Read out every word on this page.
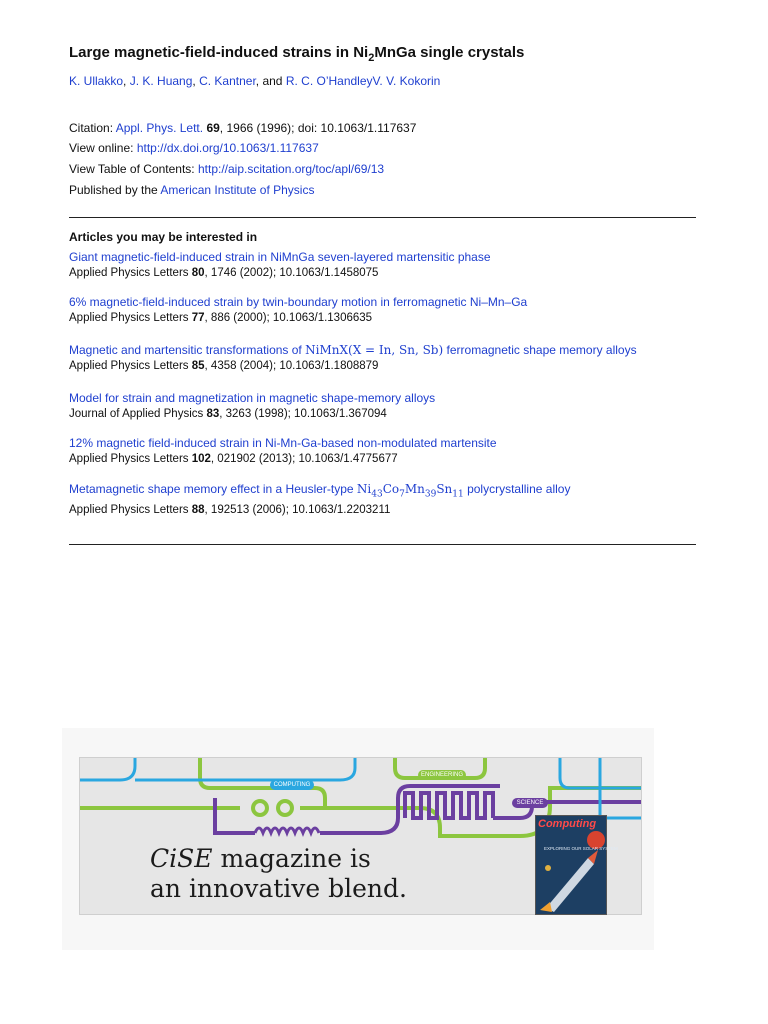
Large magnetic-field-induced strains in $Ni_2MnGa$ single crystals
K. Ullakko, J. K. Huang, C. Kantner, and R. C. O’HandleyV. V. Kokorin
Citation: Appl. Phys. Lett. 69, 1966 (1996); doi: 10.1063/1.117637
View online: http://dx.doi.org/10.1063/1.117637
View Table of Contents: http://aip.scitation.org/toc/apl/69/13
Published by the American Institute of Physics
Articles you may be interested in
Giant magnetic-field-induced strain in NiMnGa seven-layered martensitic phase
Applied Physics Letters 80, 1746 (2002); 10.1063/1.1458075
6% magnetic-field-induced strain by twin-boundary motion in ferromagnetic Ni–Mn–Ga
Applied Physics Letters 77, 886 (2000); 10.1063/1.1306635
Magnetic and martensitic transformations of NiMnX(X = In, Sn, Sb) ferromagnetic shape memory alloys
Applied Physics Letters 85, 4358 (2004); 10.1063/1.1808879
Model for strain and magnetization in magnetic shape-memory alloys
Journal of Applied Physics 83, 3263 (1998); 10.1063/1.367094
12% magnetic field-induced strain in Ni-Mn-Ga-based non-modulated martensite
Applied Physics Letters 102, 021902 (2013); 10.1063/1.4775677
Metamagnetic shape memory effect in a Heusler-type $Ni_{43}Co_7Mn_{39}Sn_{11}$ polycrystalline alloy
Applied Physics Letters 88, 192513 (2006); 10.1063/1.2203211
COMPUTING
ENGINEERING
SCIENCE
CiSE magazine is
an innovative blend.
Computing
EXPLORING OUR SOLAR SYSTEM
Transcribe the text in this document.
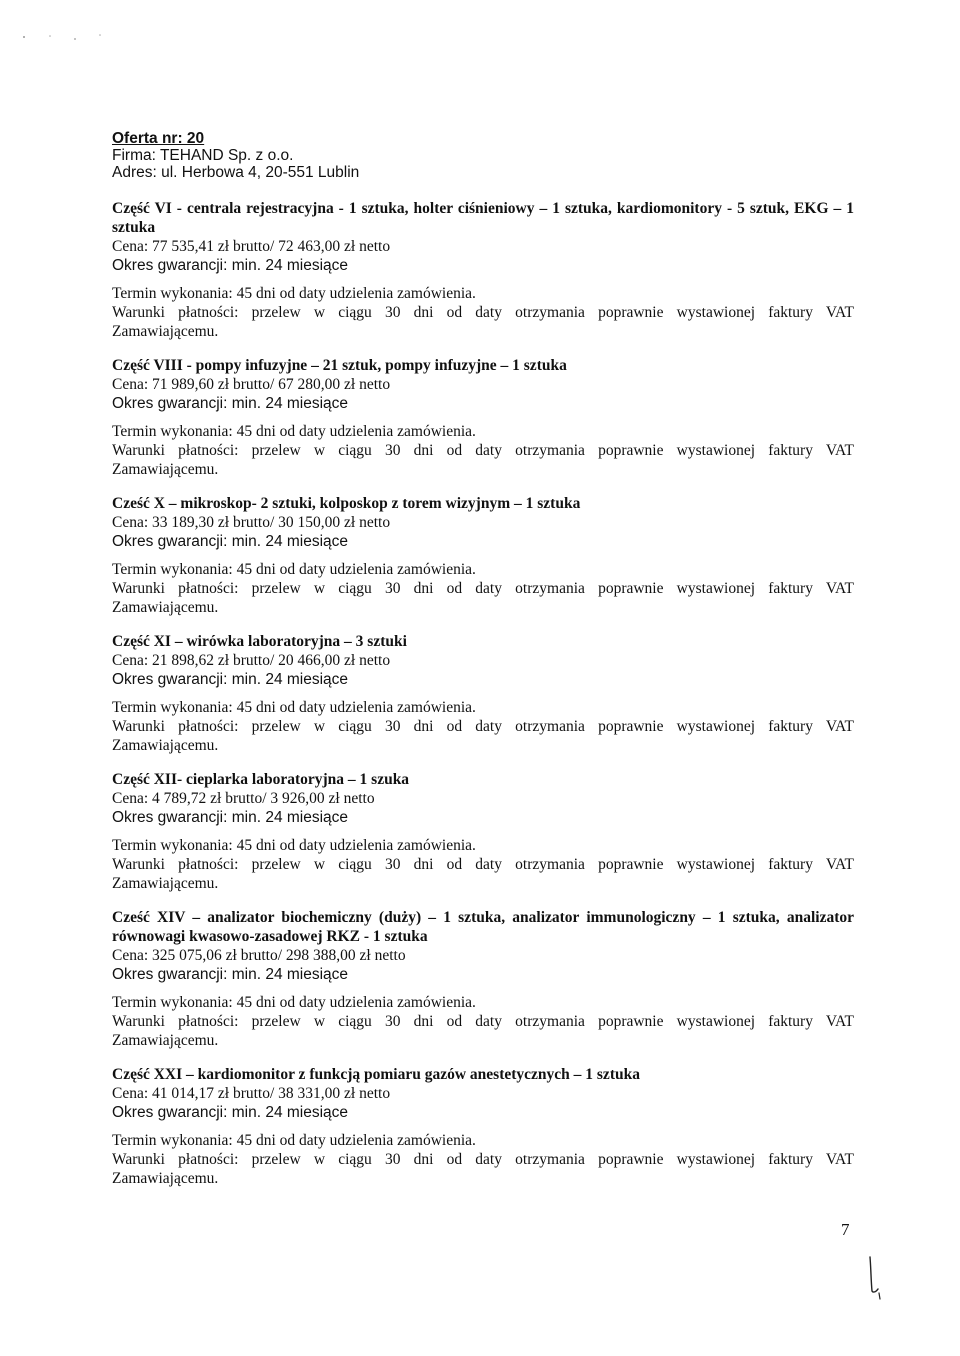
Oferta nr: 20
Firma: TEHAND Sp. z o.o.
Adres: ul. Herbowa 4, 20-551 Lublin
Część VI - centrala rejestracyjna - 1 sztuka, holter ciśnieniowy – 1 sztuka, kardiomonitory - 5 sztuk, EKG – 1 sztuka
Cena: 77 535,41 zł brutto/ 72 463,00 zł netto
Okres gwarancji: min. 24 miesiące
Termin wykonania: 45 dni od daty udzielenia zamówienia.
Warunki płatności: przelew w ciągu 30 dni od daty otrzymania poprawnie wystawionej faktury VAT
Zamawiającemu.
Część VIII - pompy infuzyjne – 21 sztuk, pompy infuzyjne – 1 sztuka
Cena: 71 989,60 zł brutto/ 67 280,00 zł netto
Okres gwarancji: min. 24 miesiące
Termin wykonania: 45 dni od daty udzielenia zamówienia.
Warunki płatności: przelew w ciągu 30 dni od daty otrzymania poprawnie wystawionej faktury VAT
Zamawiającemu.
Cześć X – mikroskop- 2 sztuki, kolposkop z torem wizyjnym – 1 sztuka
Cena: 33 189,30 zł brutto/ 30 150,00 zł netto
Okres gwarancji: min. 24 miesiące
Termin wykonania: 45 dni od daty udzielenia zamówienia.
Warunki płatności: przelew w ciągu 30 dni od daty otrzymania poprawnie wystawionej faktury VAT
Zamawiającemu.
Część XI – wirówka laboratoryjna – 3 sztuki
Cena: 21 898,62 zł brutto/ 20 466,00 zł netto
Okres gwarancji: min. 24 miesiące
Termin wykonania: 45 dni od daty udzielenia zamówienia.
Warunki płatności: przelew w ciągu 30 dni od daty otrzymania poprawnie wystawionej faktury VAT
Zamawiającemu.
Część XII- cieplarka laboratoryjna – 1 szuka
Cena: 4 789,72 zł brutto/ 3 926,00 zł netto
Okres gwarancji: min. 24 miesiące
Termin wykonania: 45 dni od daty udzielenia zamówienia.
Warunki płatności: przelew w ciągu 30 dni od daty otrzymania poprawnie wystawionej faktury VAT
Zamawiającemu.
Cześć XIV – analizator biochemiczny (duży) – 1 sztuka, analizator immunologiczny – 1 sztuka, analizator równowagi kwasowo-zasadowej RKZ - 1 sztuka
Cena: 325 075,06 zł brutto/ 298 388,00 zł netto
Okres gwarancji: min. 24 miesiące
Termin wykonania: 45 dni od daty udzielenia zamówienia.
Warunki płatności: przelew w ciągu 30 dni od daty otrzymania poprawnie wystawionej faktury VAT
Zamawiającemu.
Część XXI – kardiomonitor z funkcją pomiaru gazów anestetycznych – 1 sztuka
Cena: 41 014,17 zł brutto/ 38 331,00 zł netto
Okres gwarancji: min. 24 miesiące
Termin wykonania: 45 dni od daty udzielenia zamówienia.
Warunki płatności: przelew w ciągu 30 dni od daty otrzymania poprawnie wystawionej faktury VAT
Zamawiającemu.
7
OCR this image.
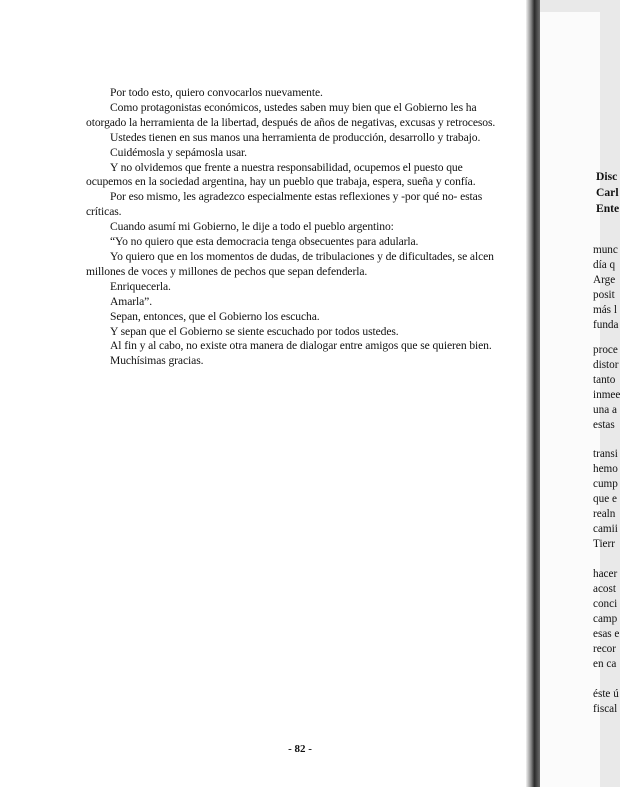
Por todo esto, quiero convocarlos nuevamente.

Como protagonistas económicos, ustedes saben muy bien que el Gobierno les ha otorgado la herramienta de la libertad, después de años de negativas, excusas y retrocesos.

Ustedes tienen en sus manos una herramienta de producción, desarrollo y trabajo.

Cuidémosla y sepámosla usar.

Y no olvidemos que frente a nuestra responsabilidad, ocupemos el puesto que ocupemos en la sociedad argentina, hay un pueblo que trabaja, espera, sueña y confía.

Por eso mismo, les agradezco especialmente estas reflexiones y -por qué no- estas críticas.

Cuando asumí mi Gobierno, le dije a todo el pueblo argentino:

“Yo no quiero que esta democracia tenga obsecuentes para adularla.

Yo quiero que en los momentos de dudas, de tribulaciones y de dificultades, se alcen millones de voces y millones de pechos que sepan defenderla.

Enriquecerla.

Amarla”.

Sepan, entonces, que el Gobierno los escucha.

Y sepan que el Gobierno se siente escuchado por todos ustedes.

Al fin y al cabo, no existe otra manera de dialogar entre amigos que se quieren bien.

Muchísimas gracias.

- 82 -
Disc
Carl
Ente
munc
día q
Arge
posit
más l
funda
proce
distor
tanto
inmee
una a
estas
transi
hemo
cump
que e
realn
camii
Tierr
hacer
acost
conci
camp
esas e
recor
en ca
éste ú
fiscal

§ GOAL
Show every line from the entries above in which the word "http" appears.

§ WRITTEN RESPONSE
View online: http://dx.doi.org/10.1063/1.117637
View Table of Contents: http://aip.scitation.org/toc/apl/69/13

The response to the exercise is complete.